(Dataset rows)
start
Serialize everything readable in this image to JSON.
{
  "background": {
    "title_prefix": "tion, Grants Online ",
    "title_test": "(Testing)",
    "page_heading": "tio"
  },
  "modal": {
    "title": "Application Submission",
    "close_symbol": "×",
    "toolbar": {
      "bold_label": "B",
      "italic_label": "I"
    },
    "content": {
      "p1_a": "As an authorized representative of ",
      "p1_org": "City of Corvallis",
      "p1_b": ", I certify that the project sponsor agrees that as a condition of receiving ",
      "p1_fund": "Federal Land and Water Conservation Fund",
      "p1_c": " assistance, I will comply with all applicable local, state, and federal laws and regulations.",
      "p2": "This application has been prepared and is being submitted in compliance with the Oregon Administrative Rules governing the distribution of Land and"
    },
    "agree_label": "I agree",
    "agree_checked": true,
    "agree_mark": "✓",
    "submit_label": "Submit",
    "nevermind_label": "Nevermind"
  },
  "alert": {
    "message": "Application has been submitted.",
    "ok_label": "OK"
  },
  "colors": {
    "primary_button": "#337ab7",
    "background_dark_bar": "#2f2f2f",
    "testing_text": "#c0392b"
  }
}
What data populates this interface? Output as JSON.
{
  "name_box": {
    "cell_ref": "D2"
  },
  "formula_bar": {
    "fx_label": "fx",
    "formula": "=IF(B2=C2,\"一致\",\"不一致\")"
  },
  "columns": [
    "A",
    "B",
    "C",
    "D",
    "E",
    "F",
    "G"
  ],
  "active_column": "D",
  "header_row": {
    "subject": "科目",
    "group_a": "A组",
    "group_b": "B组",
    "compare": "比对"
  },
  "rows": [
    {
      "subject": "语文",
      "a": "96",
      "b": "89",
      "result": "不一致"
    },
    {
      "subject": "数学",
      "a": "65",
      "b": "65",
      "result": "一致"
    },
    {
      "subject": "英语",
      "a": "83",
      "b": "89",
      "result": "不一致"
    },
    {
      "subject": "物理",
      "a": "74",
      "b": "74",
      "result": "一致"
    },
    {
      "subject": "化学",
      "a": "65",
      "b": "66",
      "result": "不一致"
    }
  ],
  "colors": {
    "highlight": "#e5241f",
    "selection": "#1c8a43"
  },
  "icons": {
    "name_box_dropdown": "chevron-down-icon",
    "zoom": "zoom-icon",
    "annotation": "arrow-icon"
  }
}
end
Print only the lines from the one with "What data populates" to the end of the records, both included.

# RESULT
What data populates this interface? Output as JSON.
{
  "name_box": {
    "cell_ref": "D2"
  },
  "formula_bar": {
    "fx_label": "fx",
    "formula": "=IF(B2=C2,\"一致\",\"不一致\")"
  },
  "columns": [
    "A",
    "B",
    "C",
    "D",
    "E",
    "F",
    "G"
  ],
  "active_column": "D",
  "header_row": {
    "subject": "科目",
    "group_a": "A组",
    "group_b": "B组",
    "compare": "比对"
  },
  "rows": [
    {
      "subject": "语文",
      "a": "96",
      "b": "89",
      "result": "不一致"
    },
    {
      "subject": "数学",
      "a": "65",
      "b": "65",
      "result": "一致"
    },
    {
      "subject": "英语",
      "a": "83",
      "b": "89",
      "result": "不一致"
    },
    {
      "subject": "物理",
      "a": "74",
      "b": "74",
      "result": "一致"
    },
    {
      "subject": "化学",
      "a": "65",
      "b": "66",
      "result": "不一致"
    }
  ],
  "colors": {
    "highlight": "#e5241f",
    "selection": "#1c8a43"
  },
  "icons": {
    "name_box_dropdown": "chevron-down-icon",
    "zoom": "zoom-icon",
    "annotation": "arrow-icon"
  }
}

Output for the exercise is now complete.